TASK TO COMPLETE: Lines from the one containing "What's the underlying" through the end of the data are to be returned exactly, and no others.

Records from a collection of figures
* * * * * * * * *

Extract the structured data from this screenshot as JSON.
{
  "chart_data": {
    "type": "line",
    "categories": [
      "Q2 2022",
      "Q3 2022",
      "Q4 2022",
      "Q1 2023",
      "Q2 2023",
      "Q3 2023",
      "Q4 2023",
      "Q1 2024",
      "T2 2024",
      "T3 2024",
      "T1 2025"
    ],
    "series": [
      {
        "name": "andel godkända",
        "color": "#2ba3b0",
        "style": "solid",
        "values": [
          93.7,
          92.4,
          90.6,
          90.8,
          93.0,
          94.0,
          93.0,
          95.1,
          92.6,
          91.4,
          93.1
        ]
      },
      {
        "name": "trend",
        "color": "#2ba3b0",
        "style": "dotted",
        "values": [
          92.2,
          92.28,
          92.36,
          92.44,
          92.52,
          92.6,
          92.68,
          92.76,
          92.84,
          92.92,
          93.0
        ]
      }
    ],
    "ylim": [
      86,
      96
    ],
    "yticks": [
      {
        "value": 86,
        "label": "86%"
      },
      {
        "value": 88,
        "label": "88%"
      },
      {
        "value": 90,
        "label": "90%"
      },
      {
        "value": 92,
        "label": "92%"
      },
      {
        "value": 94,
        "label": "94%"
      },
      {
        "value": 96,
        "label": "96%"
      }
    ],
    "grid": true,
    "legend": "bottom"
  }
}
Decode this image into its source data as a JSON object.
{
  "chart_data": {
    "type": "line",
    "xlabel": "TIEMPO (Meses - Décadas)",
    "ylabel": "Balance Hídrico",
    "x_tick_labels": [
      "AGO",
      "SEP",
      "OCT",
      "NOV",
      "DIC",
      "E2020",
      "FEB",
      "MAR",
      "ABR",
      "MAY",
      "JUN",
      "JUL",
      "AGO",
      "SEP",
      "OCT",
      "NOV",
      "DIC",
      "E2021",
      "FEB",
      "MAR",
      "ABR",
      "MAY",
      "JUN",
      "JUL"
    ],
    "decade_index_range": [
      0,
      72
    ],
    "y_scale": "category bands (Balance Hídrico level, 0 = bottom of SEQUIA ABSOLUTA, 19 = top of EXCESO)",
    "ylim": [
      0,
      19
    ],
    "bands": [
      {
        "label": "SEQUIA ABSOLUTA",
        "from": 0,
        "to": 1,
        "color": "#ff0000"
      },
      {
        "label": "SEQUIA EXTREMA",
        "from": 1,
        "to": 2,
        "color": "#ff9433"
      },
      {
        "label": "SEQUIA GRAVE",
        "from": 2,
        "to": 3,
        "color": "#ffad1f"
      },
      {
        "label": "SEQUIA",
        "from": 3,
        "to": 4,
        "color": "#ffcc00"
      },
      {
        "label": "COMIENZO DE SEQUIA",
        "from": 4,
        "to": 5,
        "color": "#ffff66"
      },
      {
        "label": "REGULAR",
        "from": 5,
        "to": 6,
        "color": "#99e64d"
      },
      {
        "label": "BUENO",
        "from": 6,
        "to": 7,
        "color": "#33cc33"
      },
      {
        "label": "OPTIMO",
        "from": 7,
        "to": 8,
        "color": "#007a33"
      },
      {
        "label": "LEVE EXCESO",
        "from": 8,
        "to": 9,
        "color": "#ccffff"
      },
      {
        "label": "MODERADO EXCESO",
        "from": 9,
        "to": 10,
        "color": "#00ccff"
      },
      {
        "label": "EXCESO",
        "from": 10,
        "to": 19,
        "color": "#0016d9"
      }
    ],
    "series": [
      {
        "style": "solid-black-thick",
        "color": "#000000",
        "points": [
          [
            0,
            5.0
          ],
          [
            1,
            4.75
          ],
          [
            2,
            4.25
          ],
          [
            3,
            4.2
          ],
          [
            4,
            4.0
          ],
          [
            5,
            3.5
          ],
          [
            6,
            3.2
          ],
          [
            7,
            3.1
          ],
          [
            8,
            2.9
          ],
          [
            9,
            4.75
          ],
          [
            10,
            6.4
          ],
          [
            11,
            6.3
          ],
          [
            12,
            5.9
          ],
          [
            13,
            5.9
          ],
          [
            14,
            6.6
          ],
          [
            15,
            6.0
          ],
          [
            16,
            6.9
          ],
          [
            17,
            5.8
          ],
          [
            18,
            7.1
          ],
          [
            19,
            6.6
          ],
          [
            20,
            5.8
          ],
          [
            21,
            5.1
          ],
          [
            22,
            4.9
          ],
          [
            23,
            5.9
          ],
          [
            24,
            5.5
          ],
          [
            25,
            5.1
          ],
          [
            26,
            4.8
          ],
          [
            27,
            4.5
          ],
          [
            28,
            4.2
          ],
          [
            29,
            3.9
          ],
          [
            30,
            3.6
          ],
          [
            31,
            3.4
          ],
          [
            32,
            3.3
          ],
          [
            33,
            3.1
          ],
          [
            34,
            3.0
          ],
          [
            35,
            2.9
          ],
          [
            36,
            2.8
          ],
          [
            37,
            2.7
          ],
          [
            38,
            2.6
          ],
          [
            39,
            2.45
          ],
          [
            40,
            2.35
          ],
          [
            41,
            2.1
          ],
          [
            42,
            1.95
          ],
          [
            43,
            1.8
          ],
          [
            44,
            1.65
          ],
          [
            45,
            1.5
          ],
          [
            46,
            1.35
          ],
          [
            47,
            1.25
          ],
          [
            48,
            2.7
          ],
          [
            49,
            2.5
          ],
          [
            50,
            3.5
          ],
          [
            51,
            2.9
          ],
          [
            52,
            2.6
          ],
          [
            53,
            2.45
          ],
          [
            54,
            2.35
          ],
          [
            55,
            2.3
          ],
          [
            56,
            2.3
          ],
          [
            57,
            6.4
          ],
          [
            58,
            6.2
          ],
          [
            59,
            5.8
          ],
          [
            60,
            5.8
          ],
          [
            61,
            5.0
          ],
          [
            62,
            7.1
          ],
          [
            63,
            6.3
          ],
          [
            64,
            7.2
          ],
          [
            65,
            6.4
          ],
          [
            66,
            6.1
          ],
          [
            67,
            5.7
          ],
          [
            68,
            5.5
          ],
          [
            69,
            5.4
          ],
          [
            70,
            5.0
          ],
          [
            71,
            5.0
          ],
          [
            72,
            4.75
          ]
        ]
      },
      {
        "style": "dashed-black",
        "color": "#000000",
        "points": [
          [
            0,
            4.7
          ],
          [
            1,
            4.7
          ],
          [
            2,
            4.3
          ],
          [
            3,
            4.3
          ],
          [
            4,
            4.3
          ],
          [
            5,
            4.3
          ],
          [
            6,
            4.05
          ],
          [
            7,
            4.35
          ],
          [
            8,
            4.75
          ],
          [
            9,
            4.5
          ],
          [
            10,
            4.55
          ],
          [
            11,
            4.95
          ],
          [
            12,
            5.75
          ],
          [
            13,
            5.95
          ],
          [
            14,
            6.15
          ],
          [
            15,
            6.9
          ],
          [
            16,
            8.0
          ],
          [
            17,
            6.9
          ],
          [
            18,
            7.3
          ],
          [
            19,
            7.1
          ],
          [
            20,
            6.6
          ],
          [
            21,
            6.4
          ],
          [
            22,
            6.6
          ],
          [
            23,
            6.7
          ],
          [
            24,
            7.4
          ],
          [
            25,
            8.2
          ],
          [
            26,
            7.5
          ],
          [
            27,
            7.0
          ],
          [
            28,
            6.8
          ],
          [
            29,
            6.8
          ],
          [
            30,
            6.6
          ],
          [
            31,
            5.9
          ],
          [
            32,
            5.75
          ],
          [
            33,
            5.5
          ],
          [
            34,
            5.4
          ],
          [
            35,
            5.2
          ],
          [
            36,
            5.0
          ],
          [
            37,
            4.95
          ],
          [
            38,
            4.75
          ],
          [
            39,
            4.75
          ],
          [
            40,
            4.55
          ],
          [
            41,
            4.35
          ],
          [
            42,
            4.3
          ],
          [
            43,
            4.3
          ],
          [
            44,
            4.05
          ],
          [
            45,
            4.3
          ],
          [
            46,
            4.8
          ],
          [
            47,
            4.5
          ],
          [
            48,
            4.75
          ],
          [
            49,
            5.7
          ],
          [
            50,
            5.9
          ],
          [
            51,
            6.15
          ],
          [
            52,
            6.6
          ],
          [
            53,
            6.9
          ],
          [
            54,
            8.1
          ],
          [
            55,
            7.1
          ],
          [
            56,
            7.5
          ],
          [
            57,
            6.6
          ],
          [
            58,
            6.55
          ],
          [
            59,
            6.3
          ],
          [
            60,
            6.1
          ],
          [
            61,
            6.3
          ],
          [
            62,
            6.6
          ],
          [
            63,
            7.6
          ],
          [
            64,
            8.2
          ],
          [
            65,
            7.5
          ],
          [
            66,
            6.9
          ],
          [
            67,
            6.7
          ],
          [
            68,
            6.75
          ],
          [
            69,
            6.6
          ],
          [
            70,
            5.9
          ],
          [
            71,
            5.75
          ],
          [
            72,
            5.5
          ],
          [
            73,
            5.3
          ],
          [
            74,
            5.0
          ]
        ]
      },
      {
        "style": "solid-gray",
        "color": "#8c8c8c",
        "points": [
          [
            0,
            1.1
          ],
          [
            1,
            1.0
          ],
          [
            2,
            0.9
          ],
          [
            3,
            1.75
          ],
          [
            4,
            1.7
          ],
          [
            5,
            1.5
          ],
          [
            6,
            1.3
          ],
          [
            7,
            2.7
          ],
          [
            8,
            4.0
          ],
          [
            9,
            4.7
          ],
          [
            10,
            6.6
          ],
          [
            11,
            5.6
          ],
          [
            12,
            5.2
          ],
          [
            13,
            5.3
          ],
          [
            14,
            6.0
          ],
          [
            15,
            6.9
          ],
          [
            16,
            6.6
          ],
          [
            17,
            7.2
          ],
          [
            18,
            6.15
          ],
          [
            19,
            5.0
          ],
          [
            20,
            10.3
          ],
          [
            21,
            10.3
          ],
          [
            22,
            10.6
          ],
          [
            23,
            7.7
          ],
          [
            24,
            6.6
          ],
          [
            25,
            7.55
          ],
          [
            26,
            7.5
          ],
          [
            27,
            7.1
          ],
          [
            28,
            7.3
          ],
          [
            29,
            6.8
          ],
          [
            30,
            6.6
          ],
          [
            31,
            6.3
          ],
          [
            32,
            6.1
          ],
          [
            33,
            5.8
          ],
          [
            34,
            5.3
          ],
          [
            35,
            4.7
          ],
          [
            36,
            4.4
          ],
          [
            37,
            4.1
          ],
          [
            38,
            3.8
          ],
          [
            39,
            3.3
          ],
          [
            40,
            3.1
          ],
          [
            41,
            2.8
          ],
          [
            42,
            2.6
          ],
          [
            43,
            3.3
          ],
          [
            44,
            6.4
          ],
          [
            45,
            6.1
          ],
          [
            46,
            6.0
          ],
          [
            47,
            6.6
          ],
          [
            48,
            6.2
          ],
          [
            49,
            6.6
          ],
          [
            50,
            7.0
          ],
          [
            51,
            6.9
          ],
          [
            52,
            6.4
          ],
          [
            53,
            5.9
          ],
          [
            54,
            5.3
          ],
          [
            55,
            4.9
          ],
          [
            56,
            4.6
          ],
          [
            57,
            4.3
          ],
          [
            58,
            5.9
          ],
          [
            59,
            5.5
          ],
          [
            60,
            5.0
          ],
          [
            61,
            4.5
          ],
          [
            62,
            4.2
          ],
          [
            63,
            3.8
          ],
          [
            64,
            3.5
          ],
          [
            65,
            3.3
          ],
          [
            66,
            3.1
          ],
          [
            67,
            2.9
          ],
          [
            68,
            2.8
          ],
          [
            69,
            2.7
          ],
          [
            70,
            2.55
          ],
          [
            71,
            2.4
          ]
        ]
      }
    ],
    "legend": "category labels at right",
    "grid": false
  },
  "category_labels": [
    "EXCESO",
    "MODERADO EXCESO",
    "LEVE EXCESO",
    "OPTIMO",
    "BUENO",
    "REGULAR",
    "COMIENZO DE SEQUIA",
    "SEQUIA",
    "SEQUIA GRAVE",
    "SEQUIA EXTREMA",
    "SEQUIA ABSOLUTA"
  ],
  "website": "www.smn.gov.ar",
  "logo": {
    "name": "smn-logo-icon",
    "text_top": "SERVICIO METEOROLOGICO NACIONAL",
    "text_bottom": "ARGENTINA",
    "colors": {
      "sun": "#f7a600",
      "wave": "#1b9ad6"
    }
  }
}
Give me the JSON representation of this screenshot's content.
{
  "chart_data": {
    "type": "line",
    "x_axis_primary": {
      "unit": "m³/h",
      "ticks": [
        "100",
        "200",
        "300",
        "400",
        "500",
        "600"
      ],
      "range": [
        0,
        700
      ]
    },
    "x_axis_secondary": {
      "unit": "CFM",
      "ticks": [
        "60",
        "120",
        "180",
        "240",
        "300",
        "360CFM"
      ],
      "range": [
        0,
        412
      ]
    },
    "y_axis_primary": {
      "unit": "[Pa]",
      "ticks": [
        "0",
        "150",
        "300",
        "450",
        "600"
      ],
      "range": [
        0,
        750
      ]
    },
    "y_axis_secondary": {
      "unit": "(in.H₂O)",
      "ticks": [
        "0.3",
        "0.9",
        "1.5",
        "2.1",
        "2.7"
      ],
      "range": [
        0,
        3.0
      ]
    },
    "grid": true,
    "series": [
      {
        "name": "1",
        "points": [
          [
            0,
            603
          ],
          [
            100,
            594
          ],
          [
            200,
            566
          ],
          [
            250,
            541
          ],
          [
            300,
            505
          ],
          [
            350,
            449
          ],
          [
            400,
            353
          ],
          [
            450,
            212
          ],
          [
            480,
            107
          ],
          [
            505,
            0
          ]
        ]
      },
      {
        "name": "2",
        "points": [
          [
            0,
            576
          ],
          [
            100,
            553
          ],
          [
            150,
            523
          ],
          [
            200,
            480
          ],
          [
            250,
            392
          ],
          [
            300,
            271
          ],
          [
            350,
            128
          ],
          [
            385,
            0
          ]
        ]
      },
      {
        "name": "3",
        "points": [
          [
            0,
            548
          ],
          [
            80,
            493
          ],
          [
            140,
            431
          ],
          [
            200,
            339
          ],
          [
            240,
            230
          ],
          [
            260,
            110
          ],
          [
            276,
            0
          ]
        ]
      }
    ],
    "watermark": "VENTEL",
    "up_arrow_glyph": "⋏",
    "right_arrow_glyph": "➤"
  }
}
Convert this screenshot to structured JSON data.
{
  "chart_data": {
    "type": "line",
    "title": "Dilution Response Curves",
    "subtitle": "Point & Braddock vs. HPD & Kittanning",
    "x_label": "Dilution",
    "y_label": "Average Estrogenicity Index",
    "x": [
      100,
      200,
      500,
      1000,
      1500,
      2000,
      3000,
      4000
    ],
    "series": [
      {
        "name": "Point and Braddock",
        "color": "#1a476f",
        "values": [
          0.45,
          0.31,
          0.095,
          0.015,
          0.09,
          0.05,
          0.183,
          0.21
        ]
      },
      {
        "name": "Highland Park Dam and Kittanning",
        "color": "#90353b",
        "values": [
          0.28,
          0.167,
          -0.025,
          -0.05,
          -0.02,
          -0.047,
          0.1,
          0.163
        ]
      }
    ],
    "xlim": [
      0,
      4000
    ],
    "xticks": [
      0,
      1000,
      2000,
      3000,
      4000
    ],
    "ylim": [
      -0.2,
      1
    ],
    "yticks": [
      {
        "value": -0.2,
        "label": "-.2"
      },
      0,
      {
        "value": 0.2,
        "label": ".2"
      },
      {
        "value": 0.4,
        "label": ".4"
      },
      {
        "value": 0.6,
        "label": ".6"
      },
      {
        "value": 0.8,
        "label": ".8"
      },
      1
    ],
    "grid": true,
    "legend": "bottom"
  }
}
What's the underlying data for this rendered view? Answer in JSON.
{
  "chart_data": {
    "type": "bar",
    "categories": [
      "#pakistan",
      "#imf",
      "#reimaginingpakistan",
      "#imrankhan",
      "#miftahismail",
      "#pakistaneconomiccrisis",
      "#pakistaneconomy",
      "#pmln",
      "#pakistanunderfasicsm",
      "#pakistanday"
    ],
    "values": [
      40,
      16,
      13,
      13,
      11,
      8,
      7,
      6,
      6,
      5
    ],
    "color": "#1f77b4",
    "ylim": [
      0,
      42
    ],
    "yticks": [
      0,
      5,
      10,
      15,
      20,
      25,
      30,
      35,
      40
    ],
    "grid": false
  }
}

* * * * * * * * *

REPLY TO THE EXERCISE:
What's the underlying data for this rendered view? Answer in JSON.
{
  "chart_data": {
    "type": "bar",
    "categories": [
      "#pakistan",
      "#imf",
      "#reimaginingpakistan",
      "#imrankhan",
      "#miftahismail",
      "#pakistaneconomiccrisis",
      "#pakistaneconomy",
      "#pmln",
      "#pakistanunderfasicsm",
      "#pakistanday"
    ],
    "values": [
      40,
      16,
      13,
      13,
      11,
      8,
      7,
      6,
      6,
      5
    ],
    "color": "#1f77b4",
    "ylim": [
      0,
      42
    ],
    "yticks": [
      0,
      5,
      10,
      15,
      20,
      25,
      30,
      35,
      40
    ],
    "grid": false
  }
}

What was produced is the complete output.